> **What you will do**: Take every line that has the string "Mortality" and copy it out.

** START Data in this exercise **

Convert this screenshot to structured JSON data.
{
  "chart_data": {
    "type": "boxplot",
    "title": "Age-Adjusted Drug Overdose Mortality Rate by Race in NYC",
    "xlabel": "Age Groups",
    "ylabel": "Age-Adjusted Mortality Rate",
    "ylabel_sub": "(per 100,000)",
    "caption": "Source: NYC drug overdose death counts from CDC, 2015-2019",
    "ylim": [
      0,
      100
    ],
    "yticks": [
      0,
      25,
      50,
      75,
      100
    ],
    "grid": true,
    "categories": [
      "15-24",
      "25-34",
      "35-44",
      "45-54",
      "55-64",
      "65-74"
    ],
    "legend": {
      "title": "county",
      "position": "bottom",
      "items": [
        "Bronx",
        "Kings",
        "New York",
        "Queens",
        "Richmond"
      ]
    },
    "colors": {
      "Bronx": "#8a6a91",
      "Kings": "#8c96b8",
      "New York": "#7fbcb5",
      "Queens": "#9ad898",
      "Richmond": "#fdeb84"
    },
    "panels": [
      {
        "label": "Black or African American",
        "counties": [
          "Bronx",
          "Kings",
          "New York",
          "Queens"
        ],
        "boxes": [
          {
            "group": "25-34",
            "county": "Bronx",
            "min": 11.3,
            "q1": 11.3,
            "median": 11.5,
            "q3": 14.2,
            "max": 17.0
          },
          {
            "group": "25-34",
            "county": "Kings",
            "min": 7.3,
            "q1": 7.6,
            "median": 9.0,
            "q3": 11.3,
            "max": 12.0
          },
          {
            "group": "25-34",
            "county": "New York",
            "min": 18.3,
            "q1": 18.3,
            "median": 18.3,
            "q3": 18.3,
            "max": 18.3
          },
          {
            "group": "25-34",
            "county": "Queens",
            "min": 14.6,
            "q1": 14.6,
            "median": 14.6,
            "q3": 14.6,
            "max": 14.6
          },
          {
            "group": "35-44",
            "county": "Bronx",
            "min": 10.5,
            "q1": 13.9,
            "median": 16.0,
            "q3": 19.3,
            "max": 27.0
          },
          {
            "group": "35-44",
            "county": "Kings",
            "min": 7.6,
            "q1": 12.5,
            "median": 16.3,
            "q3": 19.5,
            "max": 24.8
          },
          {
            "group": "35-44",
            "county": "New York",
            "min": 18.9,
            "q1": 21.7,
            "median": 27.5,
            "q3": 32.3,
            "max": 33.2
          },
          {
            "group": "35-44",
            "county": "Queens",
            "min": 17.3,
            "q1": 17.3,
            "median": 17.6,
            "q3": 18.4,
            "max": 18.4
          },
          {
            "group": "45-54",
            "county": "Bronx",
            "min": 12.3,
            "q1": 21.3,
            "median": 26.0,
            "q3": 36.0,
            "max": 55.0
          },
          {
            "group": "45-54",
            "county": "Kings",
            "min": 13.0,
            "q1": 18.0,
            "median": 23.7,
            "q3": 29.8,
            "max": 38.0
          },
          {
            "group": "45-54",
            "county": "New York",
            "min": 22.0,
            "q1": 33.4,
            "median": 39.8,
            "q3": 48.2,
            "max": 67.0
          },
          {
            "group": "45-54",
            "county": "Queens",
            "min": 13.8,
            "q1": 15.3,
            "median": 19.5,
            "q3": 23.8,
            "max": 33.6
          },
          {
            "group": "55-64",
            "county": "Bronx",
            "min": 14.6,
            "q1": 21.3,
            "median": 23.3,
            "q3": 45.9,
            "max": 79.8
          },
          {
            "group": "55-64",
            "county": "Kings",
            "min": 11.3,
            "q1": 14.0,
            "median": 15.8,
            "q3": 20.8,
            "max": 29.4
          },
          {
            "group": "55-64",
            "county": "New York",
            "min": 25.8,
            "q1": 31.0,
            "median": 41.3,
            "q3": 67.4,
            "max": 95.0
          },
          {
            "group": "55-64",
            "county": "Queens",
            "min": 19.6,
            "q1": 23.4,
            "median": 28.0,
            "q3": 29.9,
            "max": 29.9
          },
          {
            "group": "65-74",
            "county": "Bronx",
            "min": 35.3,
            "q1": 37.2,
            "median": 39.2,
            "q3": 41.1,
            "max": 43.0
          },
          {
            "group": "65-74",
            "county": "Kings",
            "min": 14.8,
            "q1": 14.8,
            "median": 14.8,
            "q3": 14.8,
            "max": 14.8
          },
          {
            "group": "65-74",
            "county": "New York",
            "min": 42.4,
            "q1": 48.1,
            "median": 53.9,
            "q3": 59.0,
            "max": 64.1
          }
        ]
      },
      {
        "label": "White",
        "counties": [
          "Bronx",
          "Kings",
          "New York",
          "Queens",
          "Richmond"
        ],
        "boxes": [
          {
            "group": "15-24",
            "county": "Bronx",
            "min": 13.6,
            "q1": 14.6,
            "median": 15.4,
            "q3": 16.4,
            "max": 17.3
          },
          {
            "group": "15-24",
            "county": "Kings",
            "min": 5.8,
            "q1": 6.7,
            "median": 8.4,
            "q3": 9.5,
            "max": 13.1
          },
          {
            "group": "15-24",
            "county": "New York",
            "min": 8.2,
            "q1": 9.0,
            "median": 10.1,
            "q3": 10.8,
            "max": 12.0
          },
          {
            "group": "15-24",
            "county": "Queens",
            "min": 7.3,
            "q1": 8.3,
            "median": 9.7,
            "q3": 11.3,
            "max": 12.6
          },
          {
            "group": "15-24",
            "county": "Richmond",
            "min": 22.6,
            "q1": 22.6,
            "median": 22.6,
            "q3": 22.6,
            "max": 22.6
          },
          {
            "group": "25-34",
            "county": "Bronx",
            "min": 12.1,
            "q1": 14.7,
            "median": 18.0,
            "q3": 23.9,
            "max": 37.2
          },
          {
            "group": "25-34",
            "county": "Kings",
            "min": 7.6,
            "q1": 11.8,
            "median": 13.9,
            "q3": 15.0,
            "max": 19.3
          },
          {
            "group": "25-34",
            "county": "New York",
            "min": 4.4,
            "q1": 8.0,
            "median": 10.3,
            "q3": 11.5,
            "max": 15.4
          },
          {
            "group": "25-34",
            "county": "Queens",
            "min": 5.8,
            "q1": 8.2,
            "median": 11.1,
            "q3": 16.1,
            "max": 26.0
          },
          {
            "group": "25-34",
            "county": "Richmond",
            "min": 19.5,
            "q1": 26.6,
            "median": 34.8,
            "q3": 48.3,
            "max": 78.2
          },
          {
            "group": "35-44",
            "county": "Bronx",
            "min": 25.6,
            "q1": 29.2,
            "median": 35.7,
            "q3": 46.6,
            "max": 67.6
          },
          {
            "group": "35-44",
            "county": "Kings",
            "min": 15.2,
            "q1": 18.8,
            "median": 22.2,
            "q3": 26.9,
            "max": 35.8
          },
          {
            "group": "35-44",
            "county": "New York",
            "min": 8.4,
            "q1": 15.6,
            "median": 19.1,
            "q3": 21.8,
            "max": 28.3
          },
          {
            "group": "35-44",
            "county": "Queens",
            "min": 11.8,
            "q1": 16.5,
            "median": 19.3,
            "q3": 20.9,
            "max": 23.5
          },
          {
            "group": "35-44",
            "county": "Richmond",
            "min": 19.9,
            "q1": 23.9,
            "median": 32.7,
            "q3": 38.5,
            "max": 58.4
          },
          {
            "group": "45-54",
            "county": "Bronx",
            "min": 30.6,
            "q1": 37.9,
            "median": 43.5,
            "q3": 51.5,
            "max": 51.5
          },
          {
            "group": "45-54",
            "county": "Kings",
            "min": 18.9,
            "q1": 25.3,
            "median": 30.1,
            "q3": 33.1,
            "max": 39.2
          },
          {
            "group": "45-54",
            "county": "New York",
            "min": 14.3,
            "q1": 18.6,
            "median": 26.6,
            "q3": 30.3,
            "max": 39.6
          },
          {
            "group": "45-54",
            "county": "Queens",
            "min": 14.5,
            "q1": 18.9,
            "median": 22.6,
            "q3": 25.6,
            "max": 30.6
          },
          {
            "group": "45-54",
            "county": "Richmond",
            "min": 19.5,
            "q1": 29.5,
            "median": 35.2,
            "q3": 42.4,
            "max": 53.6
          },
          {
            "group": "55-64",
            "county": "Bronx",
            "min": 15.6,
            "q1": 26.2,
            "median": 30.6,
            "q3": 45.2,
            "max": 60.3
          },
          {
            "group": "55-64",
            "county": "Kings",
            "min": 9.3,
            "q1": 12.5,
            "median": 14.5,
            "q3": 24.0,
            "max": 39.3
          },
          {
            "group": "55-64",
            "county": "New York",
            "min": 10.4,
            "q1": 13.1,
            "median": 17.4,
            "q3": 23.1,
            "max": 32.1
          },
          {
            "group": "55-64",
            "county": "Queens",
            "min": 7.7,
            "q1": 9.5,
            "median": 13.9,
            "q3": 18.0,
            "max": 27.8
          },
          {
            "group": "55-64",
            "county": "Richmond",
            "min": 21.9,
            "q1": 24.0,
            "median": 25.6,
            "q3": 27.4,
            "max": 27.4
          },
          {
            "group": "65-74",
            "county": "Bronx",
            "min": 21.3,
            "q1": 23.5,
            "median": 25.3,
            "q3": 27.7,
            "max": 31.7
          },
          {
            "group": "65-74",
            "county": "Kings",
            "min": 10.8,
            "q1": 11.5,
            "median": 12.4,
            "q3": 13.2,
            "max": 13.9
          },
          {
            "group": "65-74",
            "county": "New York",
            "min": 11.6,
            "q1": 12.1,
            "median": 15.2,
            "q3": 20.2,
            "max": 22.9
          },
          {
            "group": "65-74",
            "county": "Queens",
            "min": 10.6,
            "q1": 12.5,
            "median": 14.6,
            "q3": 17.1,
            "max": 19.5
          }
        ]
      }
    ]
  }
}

** END Data in this exercise **

> **Finished exercise**:
    "title": "Age-Adjusted Drug Overdose Mortality Rate by Race in NYC",
    "ylabel": "Age-Adjusted Mortality Rate",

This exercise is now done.